## start Records
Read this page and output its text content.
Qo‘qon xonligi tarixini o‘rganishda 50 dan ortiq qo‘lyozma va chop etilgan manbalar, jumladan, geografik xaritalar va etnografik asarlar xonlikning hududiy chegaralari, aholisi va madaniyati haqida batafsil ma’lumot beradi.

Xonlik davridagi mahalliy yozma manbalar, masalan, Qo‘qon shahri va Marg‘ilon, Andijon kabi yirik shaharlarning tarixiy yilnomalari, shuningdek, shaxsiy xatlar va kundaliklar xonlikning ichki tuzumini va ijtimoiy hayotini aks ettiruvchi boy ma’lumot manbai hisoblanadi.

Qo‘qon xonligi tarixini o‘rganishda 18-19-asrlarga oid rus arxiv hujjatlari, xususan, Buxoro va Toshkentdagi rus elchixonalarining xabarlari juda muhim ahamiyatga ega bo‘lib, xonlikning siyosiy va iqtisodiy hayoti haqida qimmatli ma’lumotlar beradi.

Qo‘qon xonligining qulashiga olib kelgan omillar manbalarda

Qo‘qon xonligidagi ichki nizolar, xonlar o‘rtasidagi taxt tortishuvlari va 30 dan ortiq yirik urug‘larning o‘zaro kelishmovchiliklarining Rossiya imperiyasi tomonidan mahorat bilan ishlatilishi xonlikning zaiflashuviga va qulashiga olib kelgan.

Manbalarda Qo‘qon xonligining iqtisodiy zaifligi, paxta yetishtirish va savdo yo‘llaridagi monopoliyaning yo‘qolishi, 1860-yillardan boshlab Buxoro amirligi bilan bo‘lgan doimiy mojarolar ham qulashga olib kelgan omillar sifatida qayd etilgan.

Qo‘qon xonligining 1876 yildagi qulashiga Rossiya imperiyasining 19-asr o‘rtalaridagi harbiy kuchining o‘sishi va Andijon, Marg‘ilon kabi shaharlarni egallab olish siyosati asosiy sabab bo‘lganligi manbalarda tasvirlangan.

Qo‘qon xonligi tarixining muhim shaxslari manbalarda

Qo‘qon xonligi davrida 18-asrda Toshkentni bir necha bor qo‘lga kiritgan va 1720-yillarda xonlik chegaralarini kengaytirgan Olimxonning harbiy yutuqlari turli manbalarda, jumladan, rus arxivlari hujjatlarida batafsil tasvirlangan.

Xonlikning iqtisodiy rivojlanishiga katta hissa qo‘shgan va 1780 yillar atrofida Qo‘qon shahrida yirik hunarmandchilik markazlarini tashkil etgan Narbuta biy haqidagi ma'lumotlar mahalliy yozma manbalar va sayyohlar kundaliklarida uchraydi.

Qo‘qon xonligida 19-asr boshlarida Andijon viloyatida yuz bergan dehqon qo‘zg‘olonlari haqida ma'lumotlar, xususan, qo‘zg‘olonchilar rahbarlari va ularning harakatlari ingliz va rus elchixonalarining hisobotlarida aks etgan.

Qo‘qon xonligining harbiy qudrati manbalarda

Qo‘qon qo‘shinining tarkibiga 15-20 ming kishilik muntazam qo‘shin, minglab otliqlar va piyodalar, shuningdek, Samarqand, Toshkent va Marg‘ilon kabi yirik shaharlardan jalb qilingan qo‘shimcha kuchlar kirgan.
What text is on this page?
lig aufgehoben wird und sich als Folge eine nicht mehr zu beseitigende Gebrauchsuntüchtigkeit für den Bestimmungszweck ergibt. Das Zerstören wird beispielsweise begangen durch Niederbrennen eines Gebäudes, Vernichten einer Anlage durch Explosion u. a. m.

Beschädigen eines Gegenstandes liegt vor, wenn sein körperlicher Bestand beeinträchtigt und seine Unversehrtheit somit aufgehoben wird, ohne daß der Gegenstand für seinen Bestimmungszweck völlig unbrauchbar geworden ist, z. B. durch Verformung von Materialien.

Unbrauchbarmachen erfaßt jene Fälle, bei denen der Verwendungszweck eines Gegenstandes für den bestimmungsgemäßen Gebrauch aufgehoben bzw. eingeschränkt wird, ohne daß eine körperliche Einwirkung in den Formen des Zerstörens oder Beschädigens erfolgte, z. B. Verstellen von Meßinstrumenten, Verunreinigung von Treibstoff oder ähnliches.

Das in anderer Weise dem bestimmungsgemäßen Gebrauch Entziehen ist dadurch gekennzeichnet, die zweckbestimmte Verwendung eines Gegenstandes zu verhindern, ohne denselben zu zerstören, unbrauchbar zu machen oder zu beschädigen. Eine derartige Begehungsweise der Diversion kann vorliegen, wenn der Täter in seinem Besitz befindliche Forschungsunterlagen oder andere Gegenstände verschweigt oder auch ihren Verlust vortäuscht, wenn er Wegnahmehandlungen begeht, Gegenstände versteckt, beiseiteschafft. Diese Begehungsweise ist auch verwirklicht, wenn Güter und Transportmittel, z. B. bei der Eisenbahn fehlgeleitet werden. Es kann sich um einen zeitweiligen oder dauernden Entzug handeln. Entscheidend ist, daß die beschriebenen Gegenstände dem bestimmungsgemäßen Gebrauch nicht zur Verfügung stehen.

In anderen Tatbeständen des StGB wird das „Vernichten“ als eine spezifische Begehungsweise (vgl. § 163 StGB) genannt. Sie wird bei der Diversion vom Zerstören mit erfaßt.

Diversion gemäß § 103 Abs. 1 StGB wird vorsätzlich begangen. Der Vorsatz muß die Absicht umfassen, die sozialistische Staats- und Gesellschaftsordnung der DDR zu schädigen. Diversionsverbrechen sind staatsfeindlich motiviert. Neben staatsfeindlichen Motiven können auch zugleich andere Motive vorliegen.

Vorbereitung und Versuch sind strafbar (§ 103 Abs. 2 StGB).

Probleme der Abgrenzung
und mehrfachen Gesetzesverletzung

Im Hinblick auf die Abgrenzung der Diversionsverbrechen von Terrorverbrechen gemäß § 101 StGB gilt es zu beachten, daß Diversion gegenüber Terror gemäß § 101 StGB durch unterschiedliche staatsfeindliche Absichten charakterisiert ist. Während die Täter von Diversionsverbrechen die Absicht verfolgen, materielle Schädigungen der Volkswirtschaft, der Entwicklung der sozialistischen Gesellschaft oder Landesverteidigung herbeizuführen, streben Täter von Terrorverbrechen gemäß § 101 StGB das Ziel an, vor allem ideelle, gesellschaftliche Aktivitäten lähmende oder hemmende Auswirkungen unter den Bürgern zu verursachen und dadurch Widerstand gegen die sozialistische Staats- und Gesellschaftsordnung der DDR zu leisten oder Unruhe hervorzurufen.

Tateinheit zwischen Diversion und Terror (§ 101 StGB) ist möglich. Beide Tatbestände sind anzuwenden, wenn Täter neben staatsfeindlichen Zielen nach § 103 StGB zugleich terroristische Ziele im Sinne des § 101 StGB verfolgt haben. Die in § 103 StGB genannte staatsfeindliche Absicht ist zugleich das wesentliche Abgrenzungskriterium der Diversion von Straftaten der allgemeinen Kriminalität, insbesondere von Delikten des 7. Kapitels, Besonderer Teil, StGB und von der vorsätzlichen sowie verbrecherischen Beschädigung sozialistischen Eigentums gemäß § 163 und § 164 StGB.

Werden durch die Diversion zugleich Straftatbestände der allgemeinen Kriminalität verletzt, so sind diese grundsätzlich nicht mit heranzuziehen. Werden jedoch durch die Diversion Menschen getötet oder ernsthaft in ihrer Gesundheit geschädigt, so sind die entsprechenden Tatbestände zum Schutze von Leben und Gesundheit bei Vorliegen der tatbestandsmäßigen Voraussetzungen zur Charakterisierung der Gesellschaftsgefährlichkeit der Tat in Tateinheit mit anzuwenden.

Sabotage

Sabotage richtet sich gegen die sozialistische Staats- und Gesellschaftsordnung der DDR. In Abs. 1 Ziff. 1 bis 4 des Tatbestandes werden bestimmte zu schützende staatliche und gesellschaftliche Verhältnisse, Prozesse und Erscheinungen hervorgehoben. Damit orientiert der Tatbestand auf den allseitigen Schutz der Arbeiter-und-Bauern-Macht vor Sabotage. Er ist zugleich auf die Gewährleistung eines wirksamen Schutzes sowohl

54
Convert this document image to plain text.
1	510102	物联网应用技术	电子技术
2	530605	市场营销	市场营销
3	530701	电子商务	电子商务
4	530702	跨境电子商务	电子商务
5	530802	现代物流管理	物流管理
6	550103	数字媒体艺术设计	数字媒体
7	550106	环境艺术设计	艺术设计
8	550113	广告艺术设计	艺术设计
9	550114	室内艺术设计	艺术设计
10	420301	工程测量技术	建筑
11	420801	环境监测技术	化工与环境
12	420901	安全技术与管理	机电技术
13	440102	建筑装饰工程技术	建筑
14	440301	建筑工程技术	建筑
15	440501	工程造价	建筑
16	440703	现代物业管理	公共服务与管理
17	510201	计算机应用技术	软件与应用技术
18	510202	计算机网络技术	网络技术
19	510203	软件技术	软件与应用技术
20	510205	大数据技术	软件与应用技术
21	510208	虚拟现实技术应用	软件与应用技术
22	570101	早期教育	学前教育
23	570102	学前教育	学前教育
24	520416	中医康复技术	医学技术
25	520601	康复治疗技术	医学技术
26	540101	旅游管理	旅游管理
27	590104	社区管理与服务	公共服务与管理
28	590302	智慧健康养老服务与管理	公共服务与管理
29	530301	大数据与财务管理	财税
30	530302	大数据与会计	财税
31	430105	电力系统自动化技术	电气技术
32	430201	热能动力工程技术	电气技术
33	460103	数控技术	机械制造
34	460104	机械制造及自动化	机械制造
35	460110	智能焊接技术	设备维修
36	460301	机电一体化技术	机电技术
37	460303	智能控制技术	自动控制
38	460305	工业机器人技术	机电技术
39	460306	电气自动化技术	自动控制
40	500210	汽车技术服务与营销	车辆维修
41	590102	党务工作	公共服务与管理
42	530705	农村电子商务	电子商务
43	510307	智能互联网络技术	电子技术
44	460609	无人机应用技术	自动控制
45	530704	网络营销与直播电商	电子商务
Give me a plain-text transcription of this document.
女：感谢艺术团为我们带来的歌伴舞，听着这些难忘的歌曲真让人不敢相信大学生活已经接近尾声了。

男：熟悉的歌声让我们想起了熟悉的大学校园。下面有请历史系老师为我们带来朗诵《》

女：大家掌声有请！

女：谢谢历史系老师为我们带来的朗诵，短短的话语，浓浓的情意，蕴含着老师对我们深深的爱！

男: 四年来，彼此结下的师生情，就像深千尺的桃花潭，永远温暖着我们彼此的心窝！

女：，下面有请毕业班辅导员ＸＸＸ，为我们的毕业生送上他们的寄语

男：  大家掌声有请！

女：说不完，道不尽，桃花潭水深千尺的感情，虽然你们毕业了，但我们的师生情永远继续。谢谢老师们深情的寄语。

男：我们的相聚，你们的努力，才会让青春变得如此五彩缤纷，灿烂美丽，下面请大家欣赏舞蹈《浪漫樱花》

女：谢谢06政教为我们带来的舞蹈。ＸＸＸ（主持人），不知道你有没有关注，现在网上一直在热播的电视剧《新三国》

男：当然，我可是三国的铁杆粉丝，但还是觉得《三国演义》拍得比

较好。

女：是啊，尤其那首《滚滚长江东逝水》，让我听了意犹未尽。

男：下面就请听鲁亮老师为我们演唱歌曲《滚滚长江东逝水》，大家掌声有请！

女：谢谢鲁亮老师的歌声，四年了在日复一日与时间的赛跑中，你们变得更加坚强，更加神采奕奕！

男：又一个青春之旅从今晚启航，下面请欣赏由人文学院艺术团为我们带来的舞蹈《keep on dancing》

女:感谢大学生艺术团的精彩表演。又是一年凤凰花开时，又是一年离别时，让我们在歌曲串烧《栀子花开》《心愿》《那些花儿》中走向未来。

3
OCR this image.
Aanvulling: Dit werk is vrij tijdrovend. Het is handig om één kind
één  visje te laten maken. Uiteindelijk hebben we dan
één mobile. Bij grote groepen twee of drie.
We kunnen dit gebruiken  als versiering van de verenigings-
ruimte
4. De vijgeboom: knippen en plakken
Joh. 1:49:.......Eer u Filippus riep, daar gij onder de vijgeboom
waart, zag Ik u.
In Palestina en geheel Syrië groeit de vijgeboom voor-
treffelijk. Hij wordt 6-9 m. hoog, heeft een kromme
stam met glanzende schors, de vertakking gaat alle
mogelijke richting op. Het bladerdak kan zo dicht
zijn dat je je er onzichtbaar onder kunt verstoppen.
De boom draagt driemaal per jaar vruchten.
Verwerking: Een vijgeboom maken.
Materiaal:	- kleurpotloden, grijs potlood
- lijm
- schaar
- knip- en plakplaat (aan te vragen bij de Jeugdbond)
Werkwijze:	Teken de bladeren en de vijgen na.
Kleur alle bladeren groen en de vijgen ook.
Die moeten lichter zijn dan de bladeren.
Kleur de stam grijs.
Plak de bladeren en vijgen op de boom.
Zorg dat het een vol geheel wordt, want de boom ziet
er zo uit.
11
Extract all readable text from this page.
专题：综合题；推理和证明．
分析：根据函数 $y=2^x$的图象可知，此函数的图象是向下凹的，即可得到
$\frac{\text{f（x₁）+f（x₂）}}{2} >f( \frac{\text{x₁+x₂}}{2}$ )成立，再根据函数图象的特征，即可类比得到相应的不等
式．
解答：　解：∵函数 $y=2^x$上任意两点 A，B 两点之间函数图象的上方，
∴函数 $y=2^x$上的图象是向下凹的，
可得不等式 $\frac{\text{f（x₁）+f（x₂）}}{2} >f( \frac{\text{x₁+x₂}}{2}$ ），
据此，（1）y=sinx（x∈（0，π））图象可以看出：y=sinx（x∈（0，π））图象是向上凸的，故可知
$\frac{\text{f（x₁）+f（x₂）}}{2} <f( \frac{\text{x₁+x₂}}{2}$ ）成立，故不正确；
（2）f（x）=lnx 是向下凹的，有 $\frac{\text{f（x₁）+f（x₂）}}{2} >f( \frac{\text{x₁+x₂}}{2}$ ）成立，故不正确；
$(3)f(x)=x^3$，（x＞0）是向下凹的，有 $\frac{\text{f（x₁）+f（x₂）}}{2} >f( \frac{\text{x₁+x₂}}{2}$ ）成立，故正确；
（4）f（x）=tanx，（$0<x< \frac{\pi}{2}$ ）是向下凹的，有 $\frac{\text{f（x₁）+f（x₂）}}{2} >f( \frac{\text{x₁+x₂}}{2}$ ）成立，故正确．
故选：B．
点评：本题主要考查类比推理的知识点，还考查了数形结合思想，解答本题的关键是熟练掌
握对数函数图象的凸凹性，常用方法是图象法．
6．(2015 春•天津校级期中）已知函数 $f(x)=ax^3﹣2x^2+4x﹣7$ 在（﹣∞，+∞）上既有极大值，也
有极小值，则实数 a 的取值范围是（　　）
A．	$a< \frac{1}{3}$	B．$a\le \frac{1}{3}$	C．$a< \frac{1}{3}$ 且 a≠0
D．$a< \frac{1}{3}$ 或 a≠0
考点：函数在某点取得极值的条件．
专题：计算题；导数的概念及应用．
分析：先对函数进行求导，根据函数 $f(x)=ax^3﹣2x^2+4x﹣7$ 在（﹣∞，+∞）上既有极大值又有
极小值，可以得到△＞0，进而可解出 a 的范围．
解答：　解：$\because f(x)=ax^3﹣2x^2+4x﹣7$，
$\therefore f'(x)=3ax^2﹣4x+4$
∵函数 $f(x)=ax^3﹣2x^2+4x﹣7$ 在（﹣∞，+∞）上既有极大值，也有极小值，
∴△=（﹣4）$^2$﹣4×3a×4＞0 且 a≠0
## end Records
§ **Work to do**
Identify each line containing the string "zijn" and copy it out.

§ **Exercise response**
zijn dat je je er onzichtbaar onder kunt verstoppen.
Die moeten lichter zijn dan de bladeren.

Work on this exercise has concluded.